**Stated task**
Skip the images and copy each record exactly as written.

--- start of Material provided ---

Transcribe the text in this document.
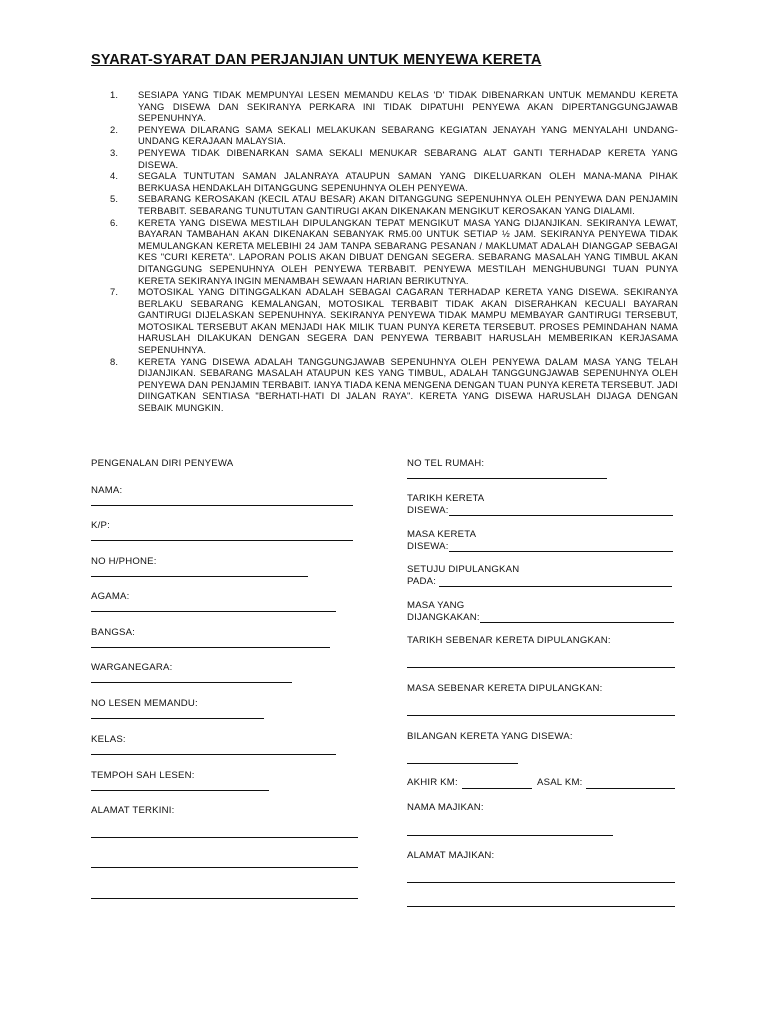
SYARAT-SYARAT DAN PERJANJIAN UNTUK MENYEWA KERETA
1. SESIAPA YANG TIDAK MEMPUNYAI LESEN MEMANDU KELAS 'D' TIDAK DIBENARKAN UNTUK MEMANDU KERETA YANG DISEWA DAN SEKIRANYA PERKARA INI TIDAK DIPATUHI PENYEWA AKAN DIPERTANGGUNGJAWAB SEPENUHNYA.
2. PENYEWA DILARANG SAMA SEKALI MELAKUKAN SEBARANG KEGIATAN JENAYAH YANG MENYALAHI UNDANG-UNDANG KERAJAAN MALAYSIA.
3. PENYEWA TIDAK DIBENARKAN SAMA SEKALI MENUKAR SEBARANG ALAT GANTI TERHADAP KERETA YANG DISEWA.
4. SEGALA TUNTUTAN SAMAN JALANRAYA ATAUPUN SAMAN YANG DIKELUARKAN OLEH MANA-MANA PIHAK BERKUASA HENDAKLAH DITANGGUNG SEPENUHNYA OLEH PENYEWA.
5. SEBARANG KEROSAKAN (KECIL ATAU BESAR) AKAN DITANGGUNG SEPENUHNYA OLEH PENYEWA DAN PENJAMIN TERBABIT. SEBARANG TUNUTUTAN GANTIRUGI AKAN DIKENAKAN MENGIKUT KEROSAKAN YANG DIALAMI.
6. KERETA YANG DISEWA MESTILAH DIPULANGKAN TEPAT MENGIKUT MASA YANG DIJANJIKAN. SEKIRANYA LEWAT, BAYARAN TAMBAHAN AKAN DIKENAKAN SEBANYAK RM5.00 UNTUK SETIAP ½ JAM. SEKIRANYA PENYEWA TIDAK MEMULANGKAN KERETA MELEBIHI 24 JAM TANPA SEBARANG PESANAN / MAKLUMAT ADALAH DIANGGAP SEBAGAI KES "CURI KERETA". LAPORAN POLIS AKAN DIBUAT DENGAN SEGERA. SEBARANG MASALAH YANG TIMBUL AKAN DITANGGUNG SEPENUHNYA OLEH PENYEWA TERBABIT. PENYEWA MESTILAH MENGHUBUNGI TUAN PUNYA KERETA SEKIRANYA INGIN MENAMBAH SEWAAN HARIAN BERIKUTNYA.
7. MOTOSIKAL YANG DITINGGALKAN ADALAH SEBAGAI CAGARAN TERHADAP KERETA YANG DISEWA. SEKIRANYA BERLAKU SEBARANG KEMALANGAN, MOTOSIKAL TERBABIT TIDAK AKAN DISERAHKAN KECUALI BAYARAN GANTIRUGI DIJELASKAN SEPENUHNYA. SEKIRANYA PENYEWA TIDAK MAMPU MEMBAYAR GANTIRUGI TERSEBUT, MOTOSIKAL TERSEBUT AKAN MENJADI HAK MILIK TUAN PUNYA KERETA TERSEBUT. PROSES PEMINDAHAN NAMA HARUSLAH DILAKUKAN DENGAN SEGERA DAN PENYEWA TERBABIT HARUSLAH MEMBERIKAN KERJASAMA SEPENUHNYA.
8. KERETA YANG DISEWA ADALAH TANGGUNGJAWAB SEPENUHNYA OLEH PENYEWA DALAM MASA YANG TELAH DIJANJIKAN. SEBARANG MASALAH ATAUPUN KES YANG TIMBUL, ADALAH TANGGUNGJAWAB SEPENUHNYA OLEH PENYEWA DAN PENJAMIN TERBABIT. IANYA TIADA KENA MENGENA DENGAN TUAN PUNYA KERETA TERSEBUT. JADI DIINGATKAN SENTIASA "BERHATI-HATI DI JALAN RAYA". KERETA YANG DISEWA HARUSLAH DIJAGA DENGAN SEBAIK MUNGKIN.
PENGENALAN DIRI PENYEWA
NAMA:
K/P:
NO H/PHONE:
AGAMA:
BANGSA:
WARGANEGARA:
NO LESEN MEMANDU:
KELAS:
TEMPOH SAH LESEN:
ALAMAT TERKINI:
NO TEL RUMAH:
TARIKH KERETA
DISEWA:
MASA KERETA
DISEWA:
SETUJU DIPULANGKAN
PADA:
MASA YANG
DIJANGKAKAN:
TARIKH SEBENAR KERETA DIPULANGKAN:
MASA SEBENAR KERETA DIPULANGKAN:
BILANGAN KERETA YANG DISEWA:
AKHIR KM:	ASAL KM:
NAMA MAJIKAN:
ALAMAT MAJIKAN:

--- end of Material provided ---

**Written response**
Transcribe the text in this document.
SYARAT-SYARAT DAN PERJANJIAN UNTUK MENYEWA KERETA
1. SESIAPA YANG TIDAK MEMPUNYAI LESEN MEMANDU KELAS 'D' TIDAK DIBENARKAN UNTUK MEMANDU KERETA YANG DISEWA DAN SEKIRANYA PERKARA INI TIDAK DIPATUHI PENYEWA AKAN DIPERTANGGUNGJAWAB SEPENUHNYA.
2. PENYEWA DILARANG SAMA SEKALI MELAKUKAN SEBARANG KEGIATAN JENAYAH YANG MENYALAHI UNDANG-UNDANG KERAJAAN MALAYSIA.
3. PENYEWA TIDAK DIBENARKAN SAMA SEKALI MENUKAR SEBARANG ALAT GANTI TERHADAP KERETA YANG DISEWA.
4. SEGALA TUNTUTAN SAMAN JALANRAYA ATAUPUN SAMAN YANG DIKELUARKAN OLEH MANA-MANA PIHAK BERKUASA HENDAKLAH DITANGGUNG SEPENUHNYA OLEH PENYEWA.
5. SEBARANG KEROSAKAN (KECIL ATAU BESAR) AKAN DITANGGUNG SEPENUHNYA OLEH PENYEWA DAN PENJAMIN TERBABIT. SEBARANG TUNUTUTAN GANTIRUGI AKAN DIKENAKAN MENGIKUT KEROSAKAN YANG DIALAMI.
6. KERETA YANG DISEWA MESTILAH DIPULANGKAN TEPAT MENGIKUT MASA YANG DIJANJIKAN. SEKIRANYA LEWAT, BAYARAN TAMBAHAN AKAN DIKENAKAN SEBANYAK RM5.00 UNTUK SETIAP ½ JAM. SEKIRANYA PENYEWA TIDAK MEMULANGKAN KERETA MELEBIHI 24 JAM TANPA SEBARANG PESANAN / MAKLUMAT ADALAH DIANGGAP SEBAGAI KES "CURI KERETA". LAPORAN POLIS AKAN DIBUAT DENGAN SEGERA. SEBARANG MASALAH YANG TIMBUL AKAN DITANGGUNG SEPENUHNYA OLEH PENYEWA TERBABIT. PENYEWA MESTILAH MENGHUBUNGI TUAN PUNYA KERETA SEKIRANYA INGIN MENAMBAH SEWAAN HARIAN BERIKUTNYA.
7. MOTOSIKAL YANG DITINGGALKAN ADALAH SEBAGAI CAGARAN TERHADAP KERETA YANG DISEWA. SEKIRANYA BERLAKU SEBARANG KEMALANGAN, MOTOSIKAL TERBABIT TIDAK AKAN DISERAHKAN KECUALI BAYARAN GANTIRUGI DIJELASKAN SEPENUHNYA. SEKIRANYA PENYEWA TIDAK MAMPU MEMBAYAR GANTIRUGI TERSEBUT, MOTOSIKAL TERSEBUT AKAN MENJADI HAK MILIK TUAN PUNYA KERETA TERSEBUT. PROSES PEMINDAHAN NAMA HARUSLAH DILAKUKAN DENGAN SEGERA DAN PENYEWA TERBABIT HARUSLAH MEMBERIKAN KERJASAMA SEPENUHNYA.
8. KERETA YANG DISEWA ADALAH TANGGUNGJAWAB SEPENUHNYA OLEH PENYEWA DALAM MASA YANG TELAH DIJANJIKAN. SEBARANG MASALAH ATAUPUN KES YANG TIMBUL, ADALAH TANGGUNGJAWAB SEPENUHNYA OLEH PENYEWA DAN PENJAMIN TERBABIT. IANYA TIADA KENA MENGENA DENGAN TUAN PUNYA KERETA TERSEBUT. JADI DIINGATKAN SENTIASA "BERHATI-HATI DI JALAN RAYA". KERETA YANG DISEWA HARUSLAH DIJAGA DENGAN SEBAIK MUNGKIN.
PENGENALAN DIRI PENYEWA
NAMA:
K/P:
NO H/PHONE:
AGAMA:
BANGSA:
WARGANEGARA:
NO LESEN MEMANDU:
KELAS:
TEMPOH SAH LESEN:
ALAMAT TERKINI:
NO TEL RUMAH:
TARIKH KERETA
DISEWA:
MASA KERETA
DISEWA:
SETUJU DIPULANGKAN
PADA:
MASA YANG
DIJANGKAKAN:
TARIKH SEBENAR KERETA DIPULANGKAN:
MASA SEBENAR KERETA DIPULANGKAN:
BILANGAN KERETA YANG DISEWA:
AKHIR KM:	ASAL KM:
NAMA MAJIKAN:
ALAMAT MAJIKAN:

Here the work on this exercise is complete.